Requirements: Transcribe, without any change, every line from the one that contains "send-button[interactable]: Send ▾" down to the one that contains "trash-row[interactable]: Trash xyxy=(0,75,257,117)", including both of those lines.
** Start of Data supplied **
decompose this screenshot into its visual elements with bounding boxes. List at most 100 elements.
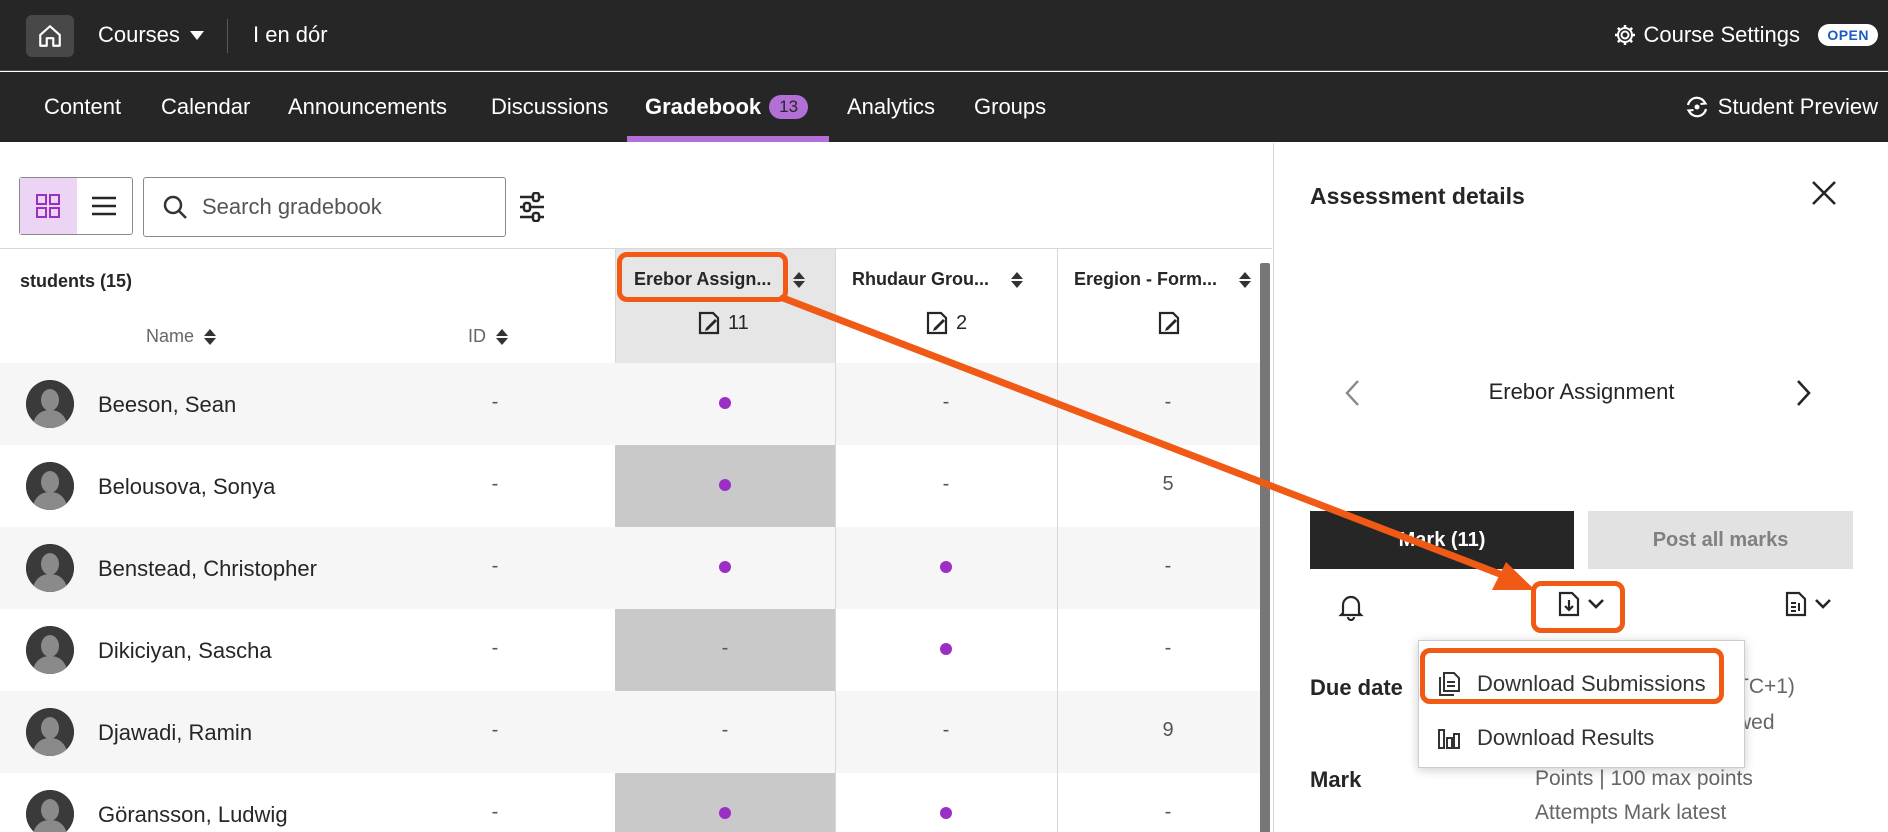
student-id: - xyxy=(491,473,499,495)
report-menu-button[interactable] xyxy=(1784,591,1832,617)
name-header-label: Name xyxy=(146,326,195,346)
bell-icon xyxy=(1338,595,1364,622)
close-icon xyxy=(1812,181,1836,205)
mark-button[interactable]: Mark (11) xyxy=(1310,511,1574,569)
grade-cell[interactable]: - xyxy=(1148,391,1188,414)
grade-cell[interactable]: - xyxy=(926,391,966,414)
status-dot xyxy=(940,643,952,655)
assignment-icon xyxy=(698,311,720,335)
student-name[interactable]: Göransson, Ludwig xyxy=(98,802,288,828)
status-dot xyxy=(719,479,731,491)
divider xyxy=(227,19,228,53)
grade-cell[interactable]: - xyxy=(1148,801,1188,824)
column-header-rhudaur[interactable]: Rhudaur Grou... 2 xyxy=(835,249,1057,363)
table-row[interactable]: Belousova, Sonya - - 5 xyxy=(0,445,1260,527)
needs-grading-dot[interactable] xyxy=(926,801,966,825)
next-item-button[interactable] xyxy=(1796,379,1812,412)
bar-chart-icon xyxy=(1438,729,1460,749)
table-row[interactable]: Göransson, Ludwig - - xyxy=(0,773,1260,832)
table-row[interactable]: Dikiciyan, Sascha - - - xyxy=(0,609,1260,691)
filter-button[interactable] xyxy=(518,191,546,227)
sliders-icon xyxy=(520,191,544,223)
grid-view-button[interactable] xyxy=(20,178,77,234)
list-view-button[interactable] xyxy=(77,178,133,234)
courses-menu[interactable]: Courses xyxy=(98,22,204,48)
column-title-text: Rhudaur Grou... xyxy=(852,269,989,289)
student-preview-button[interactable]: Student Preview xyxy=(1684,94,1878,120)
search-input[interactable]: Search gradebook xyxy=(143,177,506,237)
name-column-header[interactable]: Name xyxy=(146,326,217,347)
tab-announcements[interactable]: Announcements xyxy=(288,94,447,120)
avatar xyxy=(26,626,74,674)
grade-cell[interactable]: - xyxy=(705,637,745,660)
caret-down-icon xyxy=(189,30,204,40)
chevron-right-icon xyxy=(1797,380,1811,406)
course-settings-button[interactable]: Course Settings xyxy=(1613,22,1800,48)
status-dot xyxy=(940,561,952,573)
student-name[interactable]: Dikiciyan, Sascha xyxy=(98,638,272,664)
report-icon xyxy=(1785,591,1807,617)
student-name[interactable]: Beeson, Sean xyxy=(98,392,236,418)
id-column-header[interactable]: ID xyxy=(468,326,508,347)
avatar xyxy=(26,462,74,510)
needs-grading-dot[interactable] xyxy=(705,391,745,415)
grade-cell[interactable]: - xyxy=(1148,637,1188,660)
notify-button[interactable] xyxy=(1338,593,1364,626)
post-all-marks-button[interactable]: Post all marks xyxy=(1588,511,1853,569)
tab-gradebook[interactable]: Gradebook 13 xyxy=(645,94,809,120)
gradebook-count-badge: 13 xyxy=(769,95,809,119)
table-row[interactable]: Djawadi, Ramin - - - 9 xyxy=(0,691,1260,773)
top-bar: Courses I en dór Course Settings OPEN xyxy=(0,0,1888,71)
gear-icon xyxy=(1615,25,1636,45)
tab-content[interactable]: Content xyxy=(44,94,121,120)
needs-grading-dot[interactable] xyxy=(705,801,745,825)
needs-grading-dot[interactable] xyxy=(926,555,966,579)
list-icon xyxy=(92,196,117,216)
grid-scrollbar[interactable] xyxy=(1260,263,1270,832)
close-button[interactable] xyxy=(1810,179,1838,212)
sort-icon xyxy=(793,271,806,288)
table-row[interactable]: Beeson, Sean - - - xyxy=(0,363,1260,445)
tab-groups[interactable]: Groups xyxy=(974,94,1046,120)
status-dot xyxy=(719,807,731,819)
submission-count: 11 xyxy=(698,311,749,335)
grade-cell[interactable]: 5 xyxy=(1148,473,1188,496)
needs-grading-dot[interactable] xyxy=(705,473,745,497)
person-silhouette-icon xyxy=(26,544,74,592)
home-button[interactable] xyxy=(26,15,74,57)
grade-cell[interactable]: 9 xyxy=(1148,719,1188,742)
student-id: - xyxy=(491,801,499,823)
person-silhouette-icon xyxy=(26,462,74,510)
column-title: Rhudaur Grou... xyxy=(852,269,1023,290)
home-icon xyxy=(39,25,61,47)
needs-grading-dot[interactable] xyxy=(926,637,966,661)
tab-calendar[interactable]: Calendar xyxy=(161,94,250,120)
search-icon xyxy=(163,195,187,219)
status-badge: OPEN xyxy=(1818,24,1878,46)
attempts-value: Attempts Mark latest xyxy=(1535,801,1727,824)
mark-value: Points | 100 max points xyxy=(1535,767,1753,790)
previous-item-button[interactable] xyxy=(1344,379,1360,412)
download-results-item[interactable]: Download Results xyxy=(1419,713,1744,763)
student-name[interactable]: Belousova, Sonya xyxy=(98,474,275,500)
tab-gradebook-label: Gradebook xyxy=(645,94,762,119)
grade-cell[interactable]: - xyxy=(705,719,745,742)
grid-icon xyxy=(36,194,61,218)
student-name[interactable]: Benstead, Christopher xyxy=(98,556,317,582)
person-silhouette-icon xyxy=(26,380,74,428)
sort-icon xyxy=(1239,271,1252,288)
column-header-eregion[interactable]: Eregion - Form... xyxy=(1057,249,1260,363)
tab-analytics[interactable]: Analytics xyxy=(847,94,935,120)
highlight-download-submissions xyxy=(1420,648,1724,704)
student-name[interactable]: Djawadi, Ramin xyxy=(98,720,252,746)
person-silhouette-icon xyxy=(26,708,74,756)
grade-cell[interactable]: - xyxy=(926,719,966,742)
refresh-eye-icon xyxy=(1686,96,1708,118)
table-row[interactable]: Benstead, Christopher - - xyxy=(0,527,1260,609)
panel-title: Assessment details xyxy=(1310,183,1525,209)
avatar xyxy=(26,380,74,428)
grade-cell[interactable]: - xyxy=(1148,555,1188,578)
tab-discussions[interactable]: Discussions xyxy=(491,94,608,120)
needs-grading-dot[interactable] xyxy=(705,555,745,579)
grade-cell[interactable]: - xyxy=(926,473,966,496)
** End of Data supplied **
** Start of Data supplied **
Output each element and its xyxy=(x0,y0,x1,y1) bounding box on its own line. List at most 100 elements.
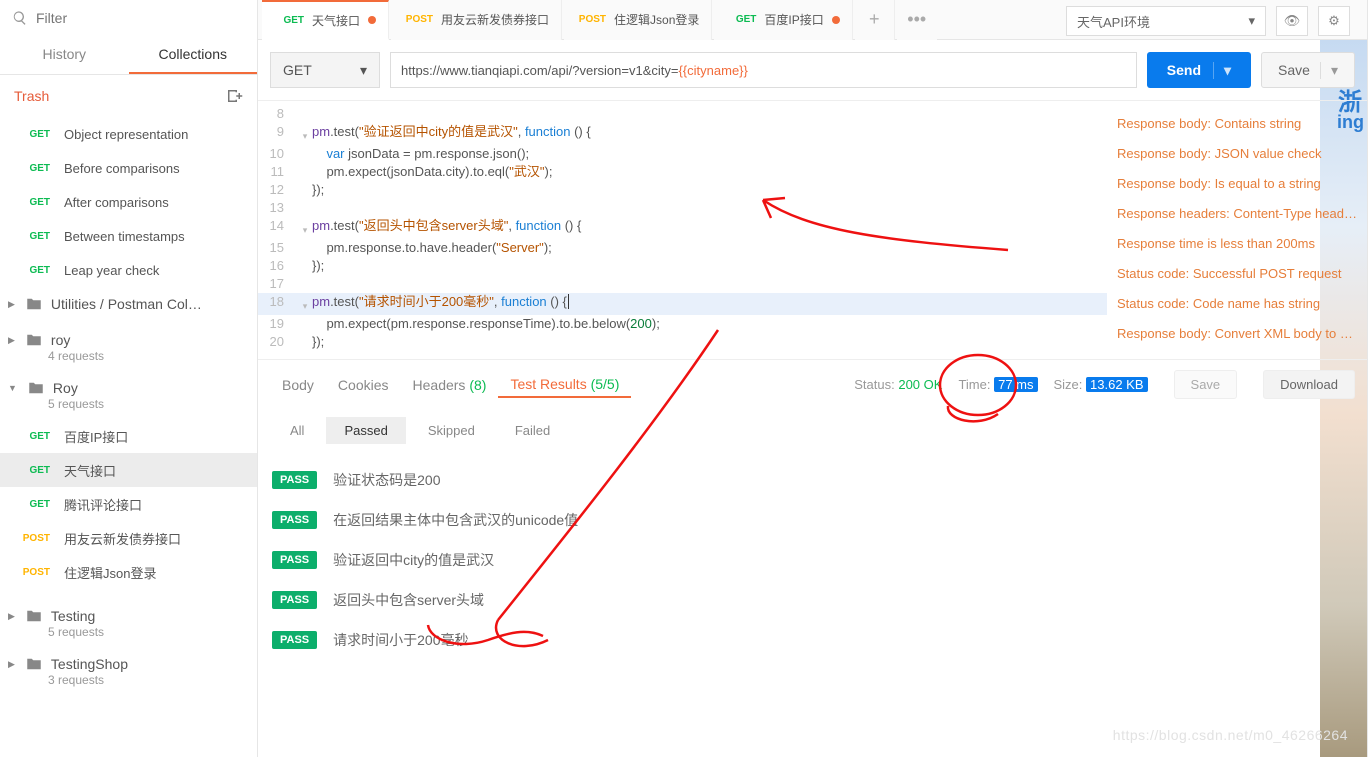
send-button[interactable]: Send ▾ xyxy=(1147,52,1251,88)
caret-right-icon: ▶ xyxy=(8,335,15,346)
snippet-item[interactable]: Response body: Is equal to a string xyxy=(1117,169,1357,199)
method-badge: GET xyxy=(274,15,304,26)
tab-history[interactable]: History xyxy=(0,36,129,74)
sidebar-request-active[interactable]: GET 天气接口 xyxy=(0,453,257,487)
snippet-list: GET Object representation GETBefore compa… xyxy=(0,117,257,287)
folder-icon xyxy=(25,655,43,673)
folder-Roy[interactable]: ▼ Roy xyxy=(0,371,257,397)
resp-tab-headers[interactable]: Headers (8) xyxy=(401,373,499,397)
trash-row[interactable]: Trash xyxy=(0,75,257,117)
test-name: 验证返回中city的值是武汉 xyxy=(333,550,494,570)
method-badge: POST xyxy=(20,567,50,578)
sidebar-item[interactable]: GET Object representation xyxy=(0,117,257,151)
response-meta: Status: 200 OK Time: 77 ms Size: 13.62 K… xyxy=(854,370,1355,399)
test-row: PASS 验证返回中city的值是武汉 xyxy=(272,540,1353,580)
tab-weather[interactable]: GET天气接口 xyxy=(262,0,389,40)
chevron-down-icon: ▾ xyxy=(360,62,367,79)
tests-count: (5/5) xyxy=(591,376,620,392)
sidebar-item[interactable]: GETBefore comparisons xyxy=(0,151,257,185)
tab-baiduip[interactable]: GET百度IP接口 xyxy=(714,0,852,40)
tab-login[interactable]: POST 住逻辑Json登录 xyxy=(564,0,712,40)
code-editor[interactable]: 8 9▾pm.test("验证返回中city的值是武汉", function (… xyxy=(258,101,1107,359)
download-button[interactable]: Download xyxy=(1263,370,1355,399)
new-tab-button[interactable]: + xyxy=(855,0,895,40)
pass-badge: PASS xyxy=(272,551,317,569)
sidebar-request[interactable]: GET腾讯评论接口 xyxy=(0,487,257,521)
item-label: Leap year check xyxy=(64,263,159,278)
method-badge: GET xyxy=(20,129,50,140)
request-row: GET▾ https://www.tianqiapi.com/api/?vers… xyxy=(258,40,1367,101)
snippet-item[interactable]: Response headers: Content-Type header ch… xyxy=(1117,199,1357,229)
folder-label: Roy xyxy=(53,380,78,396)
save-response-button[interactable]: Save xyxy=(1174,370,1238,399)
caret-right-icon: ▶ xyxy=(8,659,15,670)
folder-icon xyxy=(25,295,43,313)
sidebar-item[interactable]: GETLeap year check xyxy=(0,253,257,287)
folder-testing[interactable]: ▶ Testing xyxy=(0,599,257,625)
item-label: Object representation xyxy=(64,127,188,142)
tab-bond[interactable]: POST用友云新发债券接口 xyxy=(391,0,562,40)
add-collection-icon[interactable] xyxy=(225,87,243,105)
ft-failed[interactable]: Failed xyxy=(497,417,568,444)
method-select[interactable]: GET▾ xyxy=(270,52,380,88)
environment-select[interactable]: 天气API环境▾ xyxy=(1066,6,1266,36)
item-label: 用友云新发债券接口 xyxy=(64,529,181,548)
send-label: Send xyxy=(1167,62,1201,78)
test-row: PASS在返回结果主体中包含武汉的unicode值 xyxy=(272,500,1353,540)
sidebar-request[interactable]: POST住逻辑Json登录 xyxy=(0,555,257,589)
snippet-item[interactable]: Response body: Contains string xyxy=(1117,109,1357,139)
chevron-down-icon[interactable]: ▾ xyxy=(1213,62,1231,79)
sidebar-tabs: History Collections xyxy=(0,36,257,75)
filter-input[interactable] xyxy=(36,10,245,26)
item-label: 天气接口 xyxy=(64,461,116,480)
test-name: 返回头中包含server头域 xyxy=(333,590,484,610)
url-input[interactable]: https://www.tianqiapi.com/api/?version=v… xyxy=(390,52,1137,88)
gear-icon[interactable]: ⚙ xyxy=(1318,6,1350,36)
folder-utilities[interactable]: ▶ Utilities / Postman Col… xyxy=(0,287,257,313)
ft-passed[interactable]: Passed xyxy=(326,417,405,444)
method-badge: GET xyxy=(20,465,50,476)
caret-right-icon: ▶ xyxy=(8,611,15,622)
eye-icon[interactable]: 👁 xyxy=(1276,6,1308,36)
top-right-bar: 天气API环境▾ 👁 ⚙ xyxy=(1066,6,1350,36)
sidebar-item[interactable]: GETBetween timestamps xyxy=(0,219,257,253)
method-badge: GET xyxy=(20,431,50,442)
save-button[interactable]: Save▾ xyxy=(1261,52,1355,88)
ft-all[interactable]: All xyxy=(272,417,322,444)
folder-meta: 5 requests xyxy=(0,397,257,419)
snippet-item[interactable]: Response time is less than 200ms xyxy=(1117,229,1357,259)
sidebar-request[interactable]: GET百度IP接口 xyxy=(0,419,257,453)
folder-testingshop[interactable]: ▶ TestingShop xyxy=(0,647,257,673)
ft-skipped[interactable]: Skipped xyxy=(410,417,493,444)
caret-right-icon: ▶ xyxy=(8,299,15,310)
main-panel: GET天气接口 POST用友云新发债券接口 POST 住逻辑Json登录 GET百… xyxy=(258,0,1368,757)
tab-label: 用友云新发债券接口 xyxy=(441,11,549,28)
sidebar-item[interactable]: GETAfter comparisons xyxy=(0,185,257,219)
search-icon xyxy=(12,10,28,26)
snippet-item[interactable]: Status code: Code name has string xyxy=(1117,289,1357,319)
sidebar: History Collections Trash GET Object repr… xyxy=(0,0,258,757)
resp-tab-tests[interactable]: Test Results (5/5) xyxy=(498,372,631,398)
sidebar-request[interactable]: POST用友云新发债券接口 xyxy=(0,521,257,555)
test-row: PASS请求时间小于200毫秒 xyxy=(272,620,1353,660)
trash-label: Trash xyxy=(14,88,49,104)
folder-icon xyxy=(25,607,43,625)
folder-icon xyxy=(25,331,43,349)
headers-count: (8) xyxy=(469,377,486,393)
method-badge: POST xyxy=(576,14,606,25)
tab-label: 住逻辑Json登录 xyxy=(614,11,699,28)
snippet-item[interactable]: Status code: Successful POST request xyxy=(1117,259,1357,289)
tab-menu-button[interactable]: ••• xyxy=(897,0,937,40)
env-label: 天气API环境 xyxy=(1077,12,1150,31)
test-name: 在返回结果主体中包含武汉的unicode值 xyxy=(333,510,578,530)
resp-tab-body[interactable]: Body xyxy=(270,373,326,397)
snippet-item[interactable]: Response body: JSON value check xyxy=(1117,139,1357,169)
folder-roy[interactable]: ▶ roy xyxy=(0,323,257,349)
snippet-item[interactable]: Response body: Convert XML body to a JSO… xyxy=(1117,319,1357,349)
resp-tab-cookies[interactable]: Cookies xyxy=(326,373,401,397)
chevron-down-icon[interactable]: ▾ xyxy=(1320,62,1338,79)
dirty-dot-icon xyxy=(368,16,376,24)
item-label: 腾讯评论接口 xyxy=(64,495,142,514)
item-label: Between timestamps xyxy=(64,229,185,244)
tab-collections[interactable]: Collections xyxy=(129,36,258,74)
** End of Data supplied **
The output:
send-button[interactable]: Send ▾ xyxy=(1147,52,1251,88)
caret-right-icon: ▶ xyxy=(8,335,15,346)
snippet-item[interactable]: Response body: Is equal to a string xyxy=(1117,169,1357,199)
method-badge: GET xyxy=(274,15,304,26)
tab-history[interactable]: History xyxy=(0,36,129,74)
sidebar-request-active[interactable]: GET 天气接口 xyxy=(0,453,257,487)
snippet-list: GET Object representation GETBefore compa… xyxy=(0,117,257,287)
folder-icon xyxy=(25,655,43,673)
folder-Roy[interactable]: ▼ Roy xyxy=(0,371,257,397)
resp-tab-headers[interactable]: Headers (8) xyxy=(401,373,499,397)
trash-row[interactable]: Trash xyxy=(0,75,257,117)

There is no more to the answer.